From the listing that follows, extract every line and set it down unaltered.

--

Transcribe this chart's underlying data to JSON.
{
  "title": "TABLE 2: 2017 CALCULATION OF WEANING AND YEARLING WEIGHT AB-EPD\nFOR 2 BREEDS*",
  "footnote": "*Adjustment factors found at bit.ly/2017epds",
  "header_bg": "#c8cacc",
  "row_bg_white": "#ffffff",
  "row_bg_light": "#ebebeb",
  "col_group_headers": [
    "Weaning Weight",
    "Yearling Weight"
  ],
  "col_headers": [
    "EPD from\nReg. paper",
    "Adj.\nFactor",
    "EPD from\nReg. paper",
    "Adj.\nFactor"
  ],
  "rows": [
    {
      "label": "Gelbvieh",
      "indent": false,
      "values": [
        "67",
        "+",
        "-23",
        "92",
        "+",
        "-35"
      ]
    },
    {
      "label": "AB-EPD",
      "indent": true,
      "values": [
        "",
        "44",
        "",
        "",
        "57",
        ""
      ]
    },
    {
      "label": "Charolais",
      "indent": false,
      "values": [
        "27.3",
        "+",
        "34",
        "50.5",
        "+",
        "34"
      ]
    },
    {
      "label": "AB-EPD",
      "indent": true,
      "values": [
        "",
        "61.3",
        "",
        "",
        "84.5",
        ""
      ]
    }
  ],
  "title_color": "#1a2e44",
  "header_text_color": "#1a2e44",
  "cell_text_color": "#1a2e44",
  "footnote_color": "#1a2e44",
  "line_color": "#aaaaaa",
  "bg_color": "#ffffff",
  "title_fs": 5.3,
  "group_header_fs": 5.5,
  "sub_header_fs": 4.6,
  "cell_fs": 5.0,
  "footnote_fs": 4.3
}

--

• **Written response**
Transcribe this chart's underlying data to JSON.
{
  "title": "TABLE 2: 2017 CALCULATION OF WEANING AND YEARLING WEIGHT AB-EPD\nFOR 2 BREEDS*",
  "footnote": "*Adjustment factors found at bit.ly/2017epds",
  "header_bg": "#c8cacc",
  "row_bg_white": "#ffffff",
  "row_bg_light": "#ebebeb",
  "col_group_headers": [
    "Weaning Weight",
    "Yearling Weight"
  ],
  "col_headers": [
    "EPD from\nReg. paper",
    "Adj.\nFactor",
    "EPD from\nReg. paper",
    "Adj.\nFactor"
  ],
  "rows": [
    {
      "label": "Gelbvieh",
      "indent": false,
      "values": [
        "67",
        "+",
        "-23",
        "92",
        "+",
        "-35"
      ]
    },
    {
      "label": "AB-EPD",
      "indent": true,
      "values": [
        "",
        "44",
        "",
        "",
        "57",
        ""
      ]
    },
    {
      "label": "Charolais",
      "indent": false,
      "values": [
        "27.3",
        "+",
        "34",
        "50.5",
        "+",
        "34"
      ]
    },
    {
      "label": "AB-EPD",
      "indent": true,
      "values": [
        "",
        "61.3",
        "",
        "",
        "84.5",
        ""
      ]
    }
  ],
  "title_color": "#1a2e44",
  "header_text_color": "#1a2e44",
  "cell_text_color": "#1a2e44",
  "footnote_color": "#1a2e44",
  "line_color": "#aaaaaa",
  "bg_color": "#ffffff",
  "title_fs": 5.3,
  "group_header_fs": 5.5,
  "sub_header_fs": 4.6,
  "cell_fs": 5.0,
  "footnote_fs": 4.3
}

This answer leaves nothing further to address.